**DIRECTIONS FOR THIS TASK**. Without the pictures, set down every line of the data exactly.

(Dataset entries)
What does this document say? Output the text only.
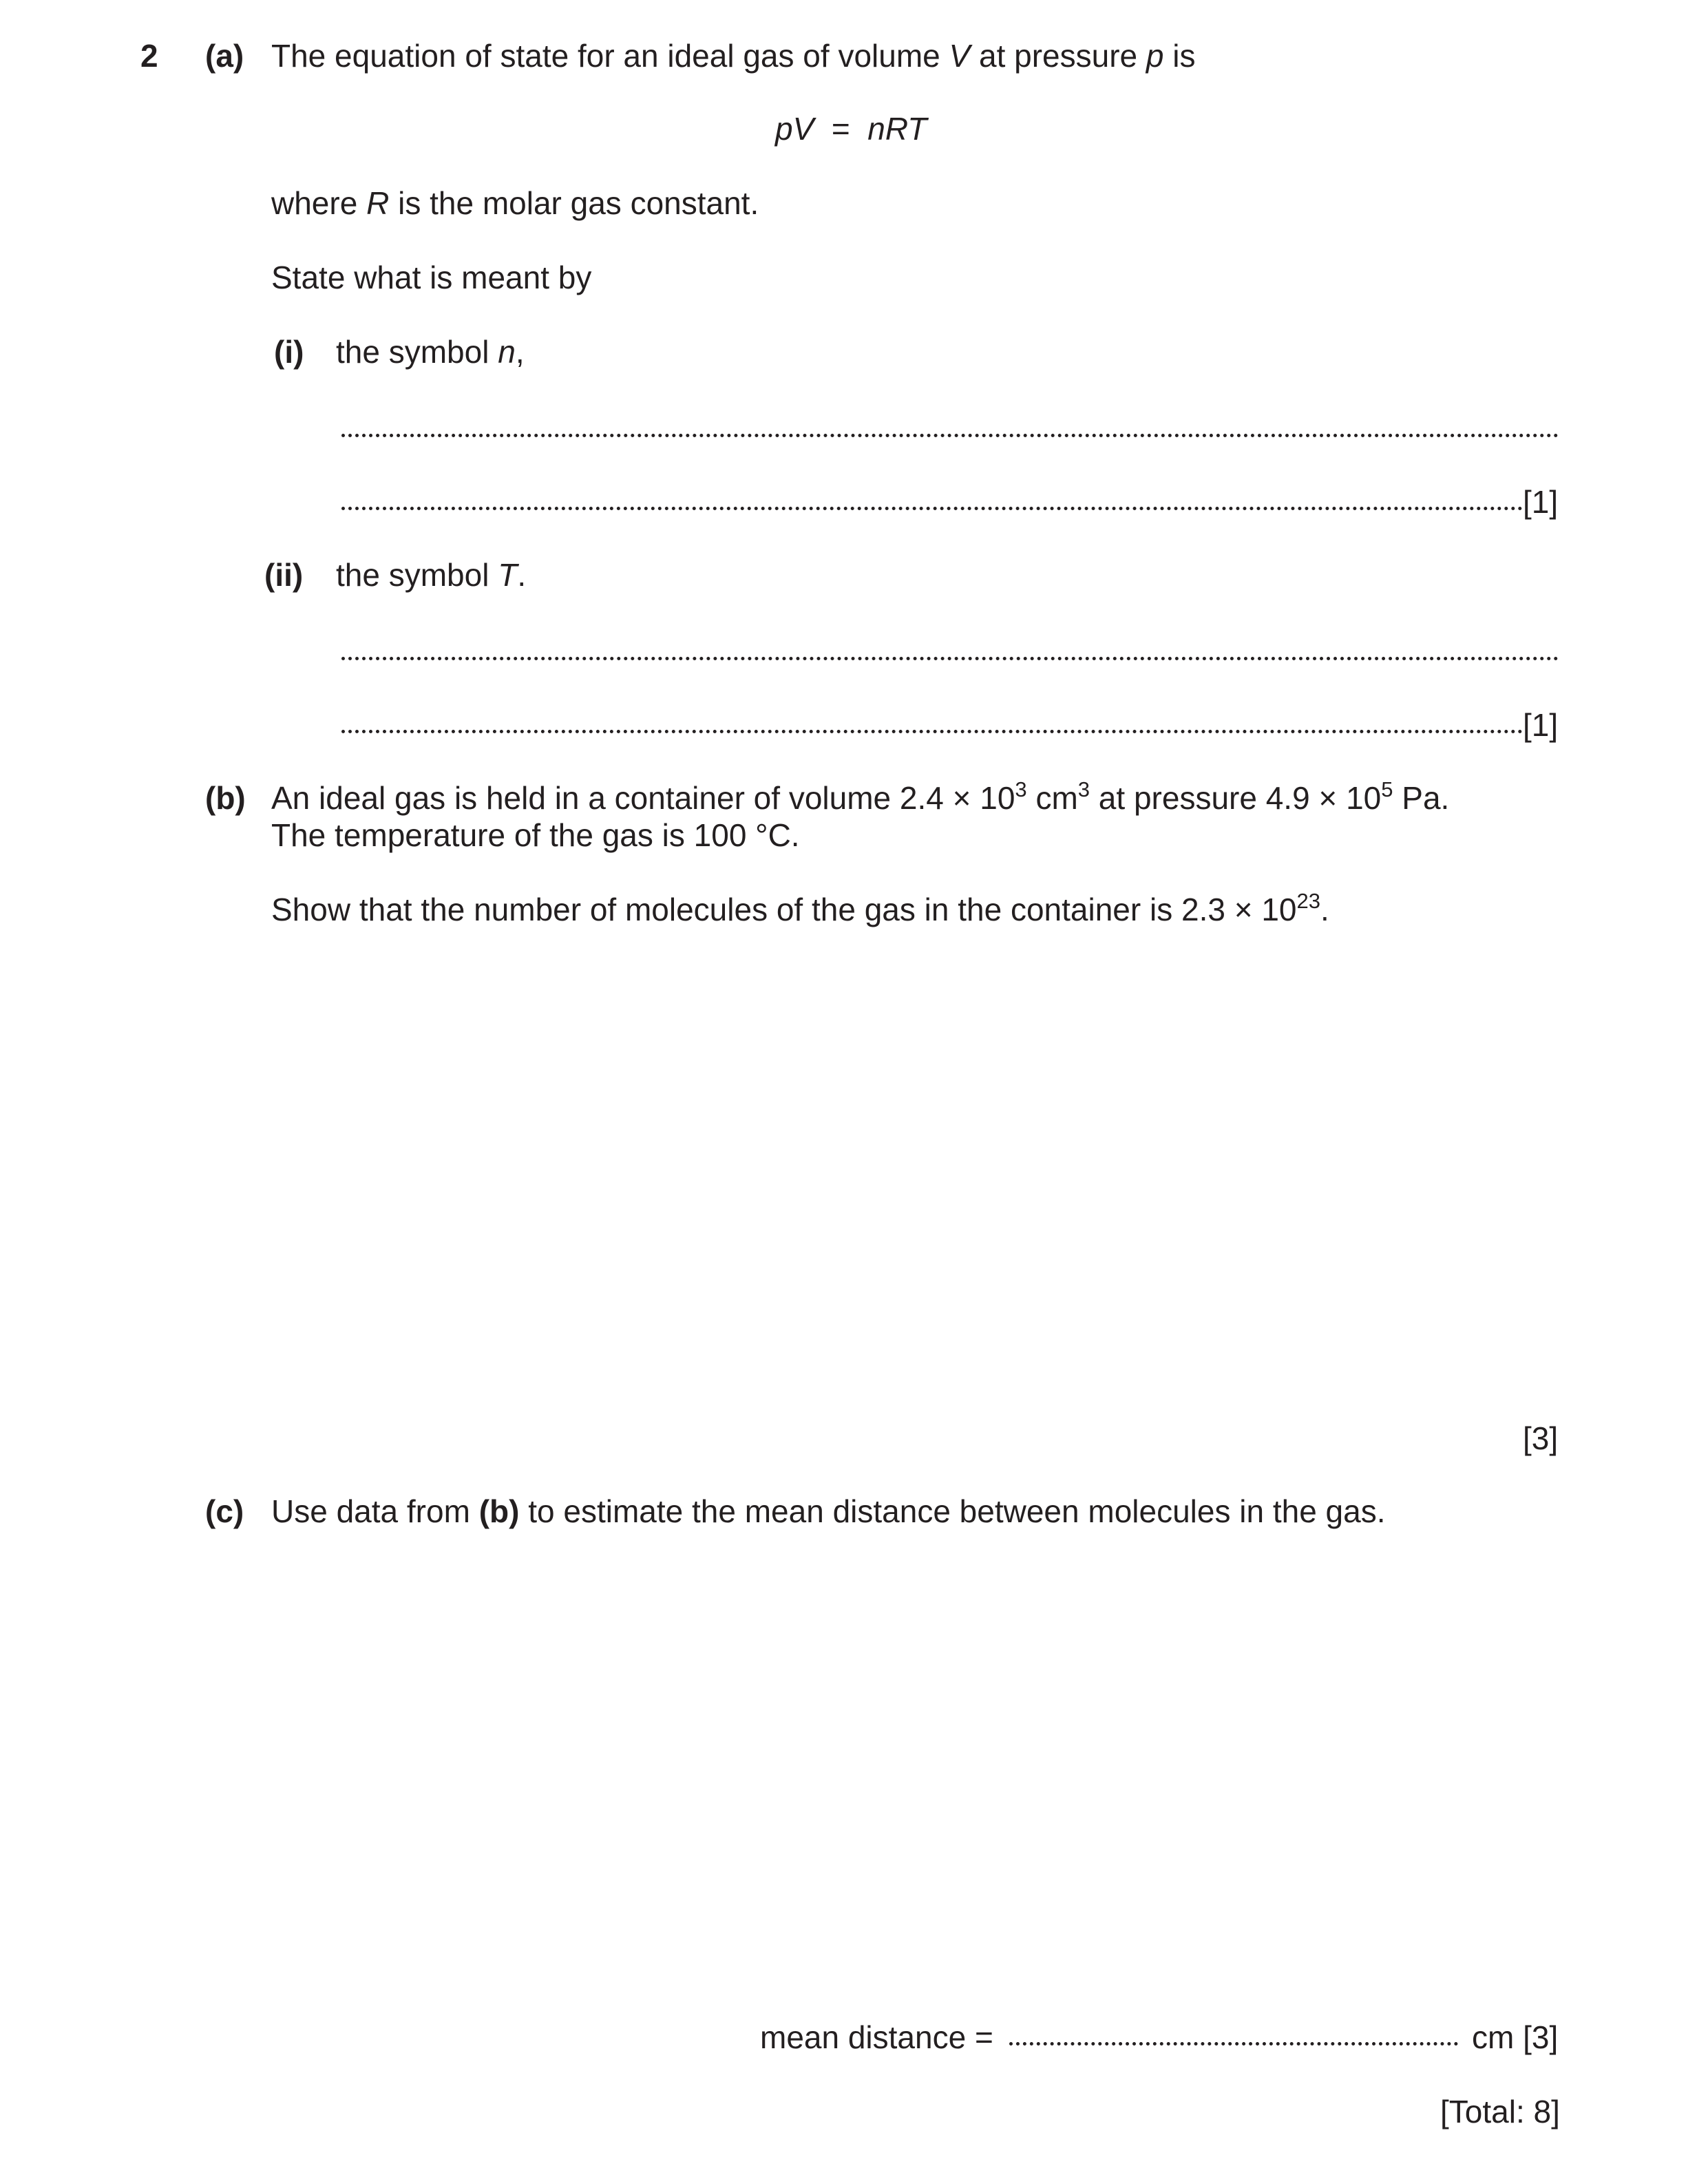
2 (a) The equation of state for an ideal gas of volume V at pressure p is
pV = nRT
where R is the molar gas constant.
State what is meant by
(i) the symbol n,
[1]
(ii) the symbol T.
[1]
(b) An ideal gas is held in a container of volume $2.4 \times 10^3$ $cm^3$ at pressure $4.9 \times 10^5$ Pa.
The temperature of the gas is 100 °C.
Show that the number of molecules of the gas in the container is $2.3 \times 10^{23}$.
[3]
(c) Use data from (b) to estimate the mean distance between molecules in the gas.
mean distance =	cm [3]
[Total: 8]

**PROBLEM SOLUTION**.
What does this document say? Output the text only.
2 (a) The equation of state for an ideal gas of volume V at pressure p is
pV = nRT
where R is the molar gas constant.
State what is meant by
(i) the symbol n,
[1]
(ii) the symbol T.
[1]
(b) An ideal gas is held in a container of volume $2.4 \times 10^3$ $cm^3$ at pressure $4.9 \times 10^5$ Pa.
The temperature of the gas is 100 °C.
Show that the number of molecules of the gas in the container is $2.3 \times 10^{23}$.
[3]
(c) Use data from (b) to estimate the mean distance between molecules in the gas.
mean distance =	cm [3]
[Total: 8]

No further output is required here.